• PROBLEM:
When transcribing the entries, keep each one exactly as it is.

————————

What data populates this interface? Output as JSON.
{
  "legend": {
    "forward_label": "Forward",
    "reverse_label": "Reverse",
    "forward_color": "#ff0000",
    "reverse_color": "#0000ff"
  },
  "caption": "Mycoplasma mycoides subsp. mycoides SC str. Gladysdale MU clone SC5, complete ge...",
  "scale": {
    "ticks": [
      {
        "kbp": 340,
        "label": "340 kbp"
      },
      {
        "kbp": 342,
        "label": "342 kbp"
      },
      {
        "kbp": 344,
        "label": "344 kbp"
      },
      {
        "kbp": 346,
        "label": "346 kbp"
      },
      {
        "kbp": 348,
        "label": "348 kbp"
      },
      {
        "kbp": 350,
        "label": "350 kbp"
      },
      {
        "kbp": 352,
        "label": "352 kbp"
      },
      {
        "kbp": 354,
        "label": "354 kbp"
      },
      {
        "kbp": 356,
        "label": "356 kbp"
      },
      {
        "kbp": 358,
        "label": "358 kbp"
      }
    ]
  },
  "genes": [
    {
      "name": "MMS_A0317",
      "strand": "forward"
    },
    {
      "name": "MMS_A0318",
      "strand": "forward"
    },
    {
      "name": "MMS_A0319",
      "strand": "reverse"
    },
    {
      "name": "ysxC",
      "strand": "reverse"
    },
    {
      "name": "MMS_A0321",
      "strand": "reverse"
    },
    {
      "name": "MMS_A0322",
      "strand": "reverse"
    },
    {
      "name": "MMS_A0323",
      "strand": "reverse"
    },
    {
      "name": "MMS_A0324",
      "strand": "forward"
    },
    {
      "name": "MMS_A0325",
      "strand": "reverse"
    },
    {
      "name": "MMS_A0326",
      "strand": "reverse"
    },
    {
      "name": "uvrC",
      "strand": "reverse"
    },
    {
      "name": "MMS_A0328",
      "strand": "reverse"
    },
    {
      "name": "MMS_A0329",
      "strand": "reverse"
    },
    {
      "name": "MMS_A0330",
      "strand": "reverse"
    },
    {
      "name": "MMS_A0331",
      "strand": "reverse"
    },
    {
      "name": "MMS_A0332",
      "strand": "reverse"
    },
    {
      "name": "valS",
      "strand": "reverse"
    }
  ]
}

————————

• EXPECTED OUTPUT:
What data populates this interface? Output as JSON.
{
  "legend": {
    "forward_label": "Forward",
    "reverse_label": "Reverse",
    "forward_color": "#ff0000",
    "reverse_color": "#0000ff"
  },
  "caption": "Mycoplasma mycoides subsp. mycoides SC str. Gladysdale MU clone SC5, complete ge...",
  "scale": {
    "ticks": [
      {
        "kbp": 340,
        "label": "340 kbp"
      },
      {
        "kbp": 342,
        "label": "342 kbp"
      },
      {
        "kbp": 344,
        "label": "344 kbp"
      },
      {
        "kbp": 346,
        "label": "346 kbp"
      },
      {
        "kbp": 348,
        "label": "348 kbp"
      },
      {
        "kbp": 350,
        "label": "350 kbp"
      },
      {
        "kbp": 352,
        "label": "352 kbp"
      },
      {
        "kbp": 354,
        "label": "354 kbp"
      },
      {
        "kbp": 356,
        "label": "356 kbp"
      },
      {
        "kbp": 358,
        "label": "358 kbp"
      }
    ]
  },
  "genes": [
    {
      "name": "MMS_A0317",
      "strand": "forward"
    },
    {
      "name": "MMS_A0318",
      "strand": "forward"
    },
    {
      "name": "MMS_A0319",
      "strand": "reverse"
    },
    {
      "name": "ysxC",
      "strand": "reverse"
    },
    {
      "name": "MMS_A0321",
      "strand": "reverse"
    },
    {
      "name": "MMS_A0322",
      "strand": "reverse"
    },
    {
      "name": "MMS_A0323",
      "strand": "reverse"
    },
    {
      "name": "MMS_A0324",
      "strand": "forward"
    },
    {
      "name": "MMS_A0325",
      "strand": "reverse"
    },
    {
      "name": "MMS_A0326",
      "strand": "reverse"
    },
    {
      "name": "uvrC",
      "strand": "reverse"
    },
    {
      "name": "MMS_A0328",
      "strand": "reverse"
    },
    {
      "name": "MMS_A0329",
      "strand": "reverse"
    },
    {
      "name": "MMS_A0330",
      "strand": "reverse"
    },
    {
      "name": "MMS_A0331",
      "strand": "reverse"
    },
    {
      "name": "MMS_A0332",
      "strand": "reverse"
    },
    {
      "name": "valS",
      "strand": "reverse"
    }
  ]
}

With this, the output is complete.